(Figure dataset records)
============================================================

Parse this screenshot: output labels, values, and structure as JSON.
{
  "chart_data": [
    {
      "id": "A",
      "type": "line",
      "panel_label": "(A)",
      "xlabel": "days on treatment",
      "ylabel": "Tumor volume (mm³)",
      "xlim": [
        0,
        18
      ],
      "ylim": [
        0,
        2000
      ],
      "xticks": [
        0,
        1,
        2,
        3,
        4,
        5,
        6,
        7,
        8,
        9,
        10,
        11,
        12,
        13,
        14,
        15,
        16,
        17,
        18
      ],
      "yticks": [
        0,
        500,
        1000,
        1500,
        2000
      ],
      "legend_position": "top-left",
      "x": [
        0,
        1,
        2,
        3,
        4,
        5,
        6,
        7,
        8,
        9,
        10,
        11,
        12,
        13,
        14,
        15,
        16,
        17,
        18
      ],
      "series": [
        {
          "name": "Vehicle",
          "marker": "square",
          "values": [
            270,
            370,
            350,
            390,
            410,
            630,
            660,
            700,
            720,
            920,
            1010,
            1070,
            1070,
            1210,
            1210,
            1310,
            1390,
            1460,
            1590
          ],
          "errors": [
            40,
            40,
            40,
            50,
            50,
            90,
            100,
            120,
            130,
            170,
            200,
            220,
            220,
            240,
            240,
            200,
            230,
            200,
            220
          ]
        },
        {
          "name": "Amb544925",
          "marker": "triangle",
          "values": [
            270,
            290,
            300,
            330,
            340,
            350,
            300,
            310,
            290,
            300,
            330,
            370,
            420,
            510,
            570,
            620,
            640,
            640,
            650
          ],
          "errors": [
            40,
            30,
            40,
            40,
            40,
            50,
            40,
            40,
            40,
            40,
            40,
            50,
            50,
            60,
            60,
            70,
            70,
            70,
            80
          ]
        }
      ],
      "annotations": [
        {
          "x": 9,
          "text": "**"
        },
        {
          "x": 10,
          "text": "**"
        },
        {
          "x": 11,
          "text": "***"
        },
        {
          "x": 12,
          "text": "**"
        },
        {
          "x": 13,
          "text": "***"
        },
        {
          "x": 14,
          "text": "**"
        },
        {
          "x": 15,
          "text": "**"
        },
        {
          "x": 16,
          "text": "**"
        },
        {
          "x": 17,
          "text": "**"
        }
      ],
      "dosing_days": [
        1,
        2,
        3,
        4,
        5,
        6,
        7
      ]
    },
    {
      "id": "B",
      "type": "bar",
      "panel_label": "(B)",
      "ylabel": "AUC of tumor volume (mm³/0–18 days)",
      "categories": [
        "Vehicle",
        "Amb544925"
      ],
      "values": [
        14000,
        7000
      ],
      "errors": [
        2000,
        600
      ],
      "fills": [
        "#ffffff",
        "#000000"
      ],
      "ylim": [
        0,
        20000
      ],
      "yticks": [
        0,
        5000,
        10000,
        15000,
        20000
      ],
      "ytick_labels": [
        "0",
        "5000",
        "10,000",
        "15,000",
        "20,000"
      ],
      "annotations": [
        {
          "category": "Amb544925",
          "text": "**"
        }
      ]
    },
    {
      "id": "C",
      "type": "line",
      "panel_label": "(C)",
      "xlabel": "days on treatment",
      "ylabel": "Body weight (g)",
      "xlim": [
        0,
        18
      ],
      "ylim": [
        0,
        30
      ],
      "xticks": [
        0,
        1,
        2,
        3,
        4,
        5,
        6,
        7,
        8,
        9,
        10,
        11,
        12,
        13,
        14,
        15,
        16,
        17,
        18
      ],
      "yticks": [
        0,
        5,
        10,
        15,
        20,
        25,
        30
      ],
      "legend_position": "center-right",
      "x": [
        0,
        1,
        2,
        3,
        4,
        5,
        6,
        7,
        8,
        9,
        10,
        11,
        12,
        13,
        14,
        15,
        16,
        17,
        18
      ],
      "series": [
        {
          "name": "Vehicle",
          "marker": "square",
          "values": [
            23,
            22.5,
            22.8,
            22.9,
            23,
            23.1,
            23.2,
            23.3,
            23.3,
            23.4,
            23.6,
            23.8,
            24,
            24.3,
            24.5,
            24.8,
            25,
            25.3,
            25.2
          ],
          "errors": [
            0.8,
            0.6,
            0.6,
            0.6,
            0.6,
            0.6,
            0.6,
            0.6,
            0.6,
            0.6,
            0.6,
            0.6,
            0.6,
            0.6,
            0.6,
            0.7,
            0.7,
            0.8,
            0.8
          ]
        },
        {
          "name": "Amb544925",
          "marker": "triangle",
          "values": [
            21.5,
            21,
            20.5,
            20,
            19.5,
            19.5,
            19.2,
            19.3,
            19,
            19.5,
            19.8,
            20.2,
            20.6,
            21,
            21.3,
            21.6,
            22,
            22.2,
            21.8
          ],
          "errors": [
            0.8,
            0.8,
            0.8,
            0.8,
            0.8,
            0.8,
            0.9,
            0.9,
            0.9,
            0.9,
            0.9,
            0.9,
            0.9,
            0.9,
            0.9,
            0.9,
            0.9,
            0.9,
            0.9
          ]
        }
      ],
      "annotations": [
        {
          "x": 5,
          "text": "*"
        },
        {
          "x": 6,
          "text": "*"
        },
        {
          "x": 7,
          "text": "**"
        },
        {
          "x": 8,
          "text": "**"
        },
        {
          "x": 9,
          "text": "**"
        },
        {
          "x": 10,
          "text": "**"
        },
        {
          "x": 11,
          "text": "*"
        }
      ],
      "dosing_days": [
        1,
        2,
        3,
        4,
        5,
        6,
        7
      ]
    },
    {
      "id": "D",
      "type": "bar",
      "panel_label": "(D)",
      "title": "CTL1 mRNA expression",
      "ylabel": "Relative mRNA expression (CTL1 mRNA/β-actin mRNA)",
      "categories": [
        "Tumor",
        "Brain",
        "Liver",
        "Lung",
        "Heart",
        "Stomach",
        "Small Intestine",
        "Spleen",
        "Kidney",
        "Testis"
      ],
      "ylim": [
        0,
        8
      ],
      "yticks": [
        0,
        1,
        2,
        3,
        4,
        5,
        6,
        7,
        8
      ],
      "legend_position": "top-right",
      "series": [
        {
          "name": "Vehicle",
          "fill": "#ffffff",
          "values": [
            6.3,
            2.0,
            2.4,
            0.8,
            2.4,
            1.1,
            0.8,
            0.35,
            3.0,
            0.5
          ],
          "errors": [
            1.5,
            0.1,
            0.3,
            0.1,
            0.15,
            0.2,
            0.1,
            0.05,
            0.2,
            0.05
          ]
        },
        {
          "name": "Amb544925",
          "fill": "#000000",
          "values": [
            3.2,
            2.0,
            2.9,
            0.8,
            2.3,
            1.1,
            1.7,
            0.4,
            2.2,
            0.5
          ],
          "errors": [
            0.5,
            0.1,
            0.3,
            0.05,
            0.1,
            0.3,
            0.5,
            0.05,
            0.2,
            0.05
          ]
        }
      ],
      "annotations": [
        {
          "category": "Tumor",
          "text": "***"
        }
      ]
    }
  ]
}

============================================================

## TASK GOAL:
Lines holding "expression": copy each one from the records above.

## WRITTEN REPLY:
      "title": "CTL1 mRNA expression",
      "ylabel": "Relative mRNA expression (CTL1 mRNA/β-actin mRNA)",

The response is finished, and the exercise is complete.